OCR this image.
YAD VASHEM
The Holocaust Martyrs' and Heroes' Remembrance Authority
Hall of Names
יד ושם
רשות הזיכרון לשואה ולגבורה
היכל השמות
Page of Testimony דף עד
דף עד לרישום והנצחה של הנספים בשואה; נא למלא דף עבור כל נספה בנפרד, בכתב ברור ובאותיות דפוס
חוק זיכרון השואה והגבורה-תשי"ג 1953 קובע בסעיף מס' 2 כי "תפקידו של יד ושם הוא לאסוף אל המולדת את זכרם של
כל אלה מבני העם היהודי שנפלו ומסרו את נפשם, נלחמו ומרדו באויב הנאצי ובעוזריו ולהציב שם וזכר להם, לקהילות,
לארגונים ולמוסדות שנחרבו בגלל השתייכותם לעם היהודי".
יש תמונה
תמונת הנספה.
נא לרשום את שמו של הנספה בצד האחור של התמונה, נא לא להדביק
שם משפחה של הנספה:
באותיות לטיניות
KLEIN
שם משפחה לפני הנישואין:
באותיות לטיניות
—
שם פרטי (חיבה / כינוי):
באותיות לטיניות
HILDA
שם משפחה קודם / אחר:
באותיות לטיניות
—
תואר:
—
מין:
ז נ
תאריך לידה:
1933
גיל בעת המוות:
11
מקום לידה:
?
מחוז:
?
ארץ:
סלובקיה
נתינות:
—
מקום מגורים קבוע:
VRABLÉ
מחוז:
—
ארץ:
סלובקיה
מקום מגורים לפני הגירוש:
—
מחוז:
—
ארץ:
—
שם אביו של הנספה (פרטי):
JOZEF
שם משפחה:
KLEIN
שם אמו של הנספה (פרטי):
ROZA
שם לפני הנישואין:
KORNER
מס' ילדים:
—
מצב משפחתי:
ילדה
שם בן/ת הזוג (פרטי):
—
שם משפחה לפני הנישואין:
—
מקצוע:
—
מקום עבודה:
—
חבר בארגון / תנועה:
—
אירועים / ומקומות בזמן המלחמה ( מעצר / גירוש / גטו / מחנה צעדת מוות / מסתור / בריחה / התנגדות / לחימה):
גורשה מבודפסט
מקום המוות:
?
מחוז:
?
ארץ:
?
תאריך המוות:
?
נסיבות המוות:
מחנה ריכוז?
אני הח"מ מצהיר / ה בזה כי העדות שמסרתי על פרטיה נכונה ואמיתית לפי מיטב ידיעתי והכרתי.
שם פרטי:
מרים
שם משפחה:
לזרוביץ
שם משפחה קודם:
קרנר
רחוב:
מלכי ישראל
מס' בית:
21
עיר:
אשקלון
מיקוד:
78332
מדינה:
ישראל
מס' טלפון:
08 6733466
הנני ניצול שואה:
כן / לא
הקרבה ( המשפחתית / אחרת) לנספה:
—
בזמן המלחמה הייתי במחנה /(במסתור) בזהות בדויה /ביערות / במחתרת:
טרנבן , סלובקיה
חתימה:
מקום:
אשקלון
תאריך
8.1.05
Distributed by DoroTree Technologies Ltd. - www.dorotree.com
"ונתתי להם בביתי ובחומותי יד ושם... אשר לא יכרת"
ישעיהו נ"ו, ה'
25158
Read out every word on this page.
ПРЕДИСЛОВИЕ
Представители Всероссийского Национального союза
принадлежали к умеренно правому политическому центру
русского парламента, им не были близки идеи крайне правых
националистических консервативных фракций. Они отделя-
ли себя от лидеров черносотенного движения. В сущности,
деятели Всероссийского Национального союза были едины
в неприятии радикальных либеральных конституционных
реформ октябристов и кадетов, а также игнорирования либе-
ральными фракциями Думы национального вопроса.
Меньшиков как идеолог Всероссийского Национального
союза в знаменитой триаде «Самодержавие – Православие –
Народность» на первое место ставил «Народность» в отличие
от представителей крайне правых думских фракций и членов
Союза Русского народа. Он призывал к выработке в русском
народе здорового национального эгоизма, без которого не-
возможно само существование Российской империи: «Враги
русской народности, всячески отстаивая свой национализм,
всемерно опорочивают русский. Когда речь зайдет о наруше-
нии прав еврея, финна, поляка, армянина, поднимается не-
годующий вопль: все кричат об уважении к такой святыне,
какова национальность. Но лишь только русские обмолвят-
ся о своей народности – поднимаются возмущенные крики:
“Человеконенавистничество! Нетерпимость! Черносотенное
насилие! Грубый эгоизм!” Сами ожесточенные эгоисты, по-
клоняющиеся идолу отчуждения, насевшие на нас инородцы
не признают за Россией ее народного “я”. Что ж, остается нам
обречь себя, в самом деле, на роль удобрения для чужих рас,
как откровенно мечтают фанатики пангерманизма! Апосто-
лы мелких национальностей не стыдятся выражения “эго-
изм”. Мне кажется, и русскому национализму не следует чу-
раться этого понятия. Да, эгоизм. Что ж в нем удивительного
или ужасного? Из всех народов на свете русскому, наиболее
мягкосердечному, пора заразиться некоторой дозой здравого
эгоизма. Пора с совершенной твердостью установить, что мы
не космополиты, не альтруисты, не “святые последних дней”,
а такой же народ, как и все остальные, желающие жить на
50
————————
* THE TASK *
Write out the data again, exactly and in full.

* REPLY TO THE EXERCISE *
OCR this image.
YAD VASHEM
The Holocaust Martyrs' and Heroes' Remembrance Authority
Hall of Names
יד ושם
רשות הזיכרון לשואה ולגבורה
היכל השמות
Page of Testimony דף עד
דף עד לרישום והנצחה של הנספים בשואה; נא למלא דף עבור כל נספה בנפרד, בכתב ברור ובאותיות דפוס
חוק זיכרון השואה והגבורה-תשי"ג 1953 קובע בסעיף מס' 2 כי "תפקידו של יד ושם הוא לאסוף אל המולדת את זכרם של
כל אלה מבני העם היהודי שנפלו ומסרו את נפשם, נלחמו ומרדו באויב הנאצי ובעוזריו ולהציב שם וזכר להם, לקהילות,
לארגונים ולמוסדות שנחרבו בגלל השתייכותם לעם היהודי".
יש תמונה
תמונת הנספה.
נא לרשום את שמו של הנספה בצד האחור של התמונה, נא לא להדביק
שם משפחה של הנספה:
באותיות לטיניות
KLEIN
שם משפחה לפני הנישואין:
באותיות לטיניות
—
שם פרטי (חיבה / כינוי):
באותיות לטיניות
HILDA
שם משפחה קודם / אחר:
באותיות לטיניות
—
תואר:
—
מין:
ז נ
תאריך לידה:
1933
גיל בעת המוות:
11
מקום לידה:
?
מחוז:
?
ארץ:
סלובקיה
נתינות:
—
מקום מגורים קבוע:
VRABLÉ
מחוז:
—
ארץ:
סלובקיה
מקום מגורים לפני הגירוש:
—
מחוז:
—
ארץ:
—
שם אביו של הנספה (פרטי):
JOZEF
שם משפחה:
KLEIN
שם אמו של הנספה (פרטי):
ROZA
שם לפני הנישואין:
KORNER
מס' ילדים:
—
מצב משפחתי:
ילדה
שם בן/ת הזוג (פרטי):
—
שם משפחה לפני הנישואין:
—
מקצוע:
—
מקום עבודה:
—
חבר בארגון / תנועה:
—
אירועים / ומקומות בזמן המלחמה ( מעצר / גירוש / גטו / מחנה צעדת מוות / מסתור / בריחה / התנגדות / לחימה):
גורשה מבודפסט
מקום המוות:
?
מחוז:
?
ארץ:
?
תאריך המוות:
?
נסיבות המוות:
מחנה ריכוז?
אני הח"מ מצהיר / ה בזה כי העדות שמסרתי על פרטיה נכונה ואמיתית לפי מיטב ידיעתי והכרתי.
שם פרטי:
מרים
שם משפחה:
לזרוביץ
שם משפחה קודם:
קרנר
רחוב:
מלכי ישראל
מס' בית:
21
עיר:
אשקלון
מיקוד:
78332
מדינה:
ישראל
מס' טלפון:
08 6733466
הנני ניצול שואה:
כן / לא
הקרבה ( המשפחתית / אחרת) לנספה:
—
בזמן המלחמה הייתי במחנה /(במסתור) בזהות בדויה /ביערות / במחתרת:
טרנבן , סלובקיה
חתימה:
מקום:
אשקלון
תאריך
8.1.05
Distributed by DoroTree Technologies Ltd. - www.dorotree.com
"ונתתי להם בביתי ובחומותי יד ושם... אשר לא יכרת"
ישעיהו נ"ו, ה'
25158
Read out every word on this page.
ПРЕДИСЛОВИЕ
Представители Всероссийского Национального союза
принадлежали к умеренно правому политическому центру
русского парламента, им не были близки идеи крайне правых
националистических консервативных фракций. Они отделя-
ли себя от лидеров черносотенного движения. В сущности,
деятели Всероссийского Национального союза были едины
в неприятии радикальных либеральных конституционных
реформ октябристов и кадетов, а также игнорирования либе-
ральными фракциями Думы национального вопроса.
Меньшиков как идеолог Всероссийского Национального
союза в знаменитой триаде «Самодержавие – Православие –
Народность» на первое место ставил «Народность» в отличие
от представителей крайне правых думских фракций и членов
Союза Русского народа. Он призывал к выработке в русском
народе здорового национального эгоизма, без которого не-
возможно само существование Российской империи: «Враги
русской народности, всячески отстаивая свой национализм,
всемерно опорочивают русский. Когда речь зайдет о наруше-
нии прав еврея, финна, поляка, армянина, поднимается не-
годующий вопль: все кричат об уважении к такой святыне,
какова национальность. Но лишь только русские обмолвят-
ся о своей народности – поднимаются возмущенные крики:
“Человеконенавистничество! Нетерпимость! Черносотенное
насилие! Грубый эгоизм!” Сами ожесточенные эгоисты, по-
клоняющиеся идолу отчуждения, насевшие на нас инородцы
не признают за Россией ее народного “я”. Что ж, остается нам
обречь себя, в самом деле, на роль удобрения для чужих рас,
как откровенно мечтают фанатики пангерманизма! Апосто-
лы мелких национальностей не стыдятся выражения “эго-
изм”. Мне кажется, и русскому национализму не следует чу-
раться этого понятия. Да, эгоизм. Что ж в нем удивительного
или ужасного? Из всех народов на свете русскому, наиболее
мягкосердечному, пора заразиться некоторой дозой здравого
эгоизма. Пора с совершенной твердостью установить, что мы
не космополиты, не альтруисты, не “святые последних дней”,
а такой же народ, как и все остальные, желающие жить на
50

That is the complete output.